PROBLEM TO WORK ON: Write out the material exactly, leaving every picture behind.

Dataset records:
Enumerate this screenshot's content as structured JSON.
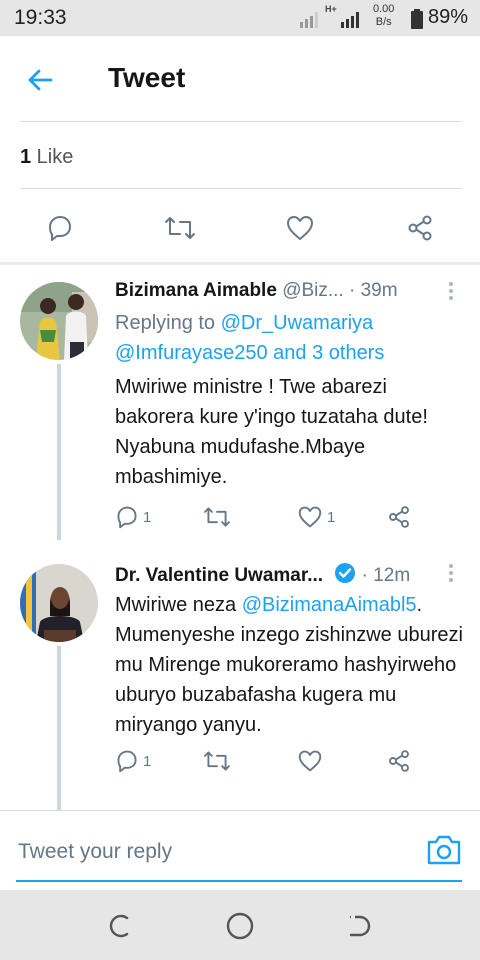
{
  "status_bar": {
    "time": "19:33",
    "network_type": "H+",
    "speed_value": "0.00",
    "speed_unit": "B/s",
    "battery": "89%"
  },
  "header": {
    "title": "Tweet",
    "back_icon": "arrow-left-icon"
  },
  "likes": {
    "count": "1",
    "label": " Like"
  },
  "action_bar": {
    "icons": [
      "reply-icon",
      "retweet-icon",
      "like-icon",
      "share-icon"
    ]
  },
  "replies": [
    {
      "name": "Bizimana Aimable",
      "handle": "@Biz...",
      "time": "· 39m",
      "replying_prefix": "Replying to ",
      "replying_link1": "@Dr_Uwamariya",
      "replying_link2": "@Imfurayase250 and 3 others",
      "text": "Mwiriwe ministre ! Twe abarezi bakorera kure y'ingo tuzataha dute! Nyabuna mudufashe.Mbaye mbashimiye.",
      "reply_count": "1",
      "like_count": "1"
    },
    {
      "name": "Dr. Valentine Uwamar...",
      "verified": true,
      "time": "· 12m",
      "text_prefix": "Mwiriwe neza ",
      "text_mention": "@BizimanaAimabl5",
      "text_rest": ". Mumenyeshe inzego zishinzwe uburezi mu Mirenge mukoreramo hashyirweho uburyo buzabafasha kugera mu miryango yanyu.",
      "reply_count": "1"
    }
  ],
  "reply_bar": {
    "placeholder": "Tweet your reply",
    "camera_icon": "camera-icon"
  },
  "colors": {
    "accent": "#1da1f2",
    "text": "#14171a",
    "muted": "#657786"
  }
}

SOLUTION BELOW:
Enumerate this screenshot's content as structured JSON.
{
  "status_bar": {
    "time": "19:33",
    "network_type": "H+",
    "speed_value": "0.00",
    "speed_unit": "B/s",
    "battery": "89%"
  },
  "header": {
    "title": "Tweet",
    "back_icon": "arrow-left-icon"
  },
  "likes": {
    "count": "1",
    "label": " Like"
  },
  "action_bar": {
    "icons": [
      "reply-icon",
      "retweet-icon",
      "like-icon",
      "share-icon"
    ]
  },
  "replies": [
    {
      "name": "Bizimana Aimable",
      "handle": "@Biz...",
      "time": "· 39m",
      "replying_prefix": "Replying to ",
      "replying_link1": "@Dr_Uwamariya",
      "replying_link2": "@Imfurayase250 and 3 others",
      "text": "Mwiriwe ministre ! Twe abarezi bakorera kure y'ingo tuzataha dute! Nyabuna mudufashe.Mbaye mbashimiye.",
      "reply_count": "1",
      "like_count": "1"
    },
    {
      "name": "Dr. Valentine Uwamar...",
      "verified": true,
      "time": "· 12m",
      "text_prefix": "Mwiriwe neza ",
      "text_mention": "@BizimanaAimabl5",
      "text_rest": ". Mumenyeshe inzego zishinzwe uburezi mu Mirenge mukoreramo hashyirweho uburyo buzabafasha kugera mu miryango yanyu.",
      "reply_count": "1"
    }
  ],
  "reply_bar": {
    "placeholder": "Tweet your reply",
    "camera_icon": "camera-icon"
  },
  "colors": {
    "accent": "#1da1f2",
    "text": "#14171a",
    "muted": "#657786"
  }
}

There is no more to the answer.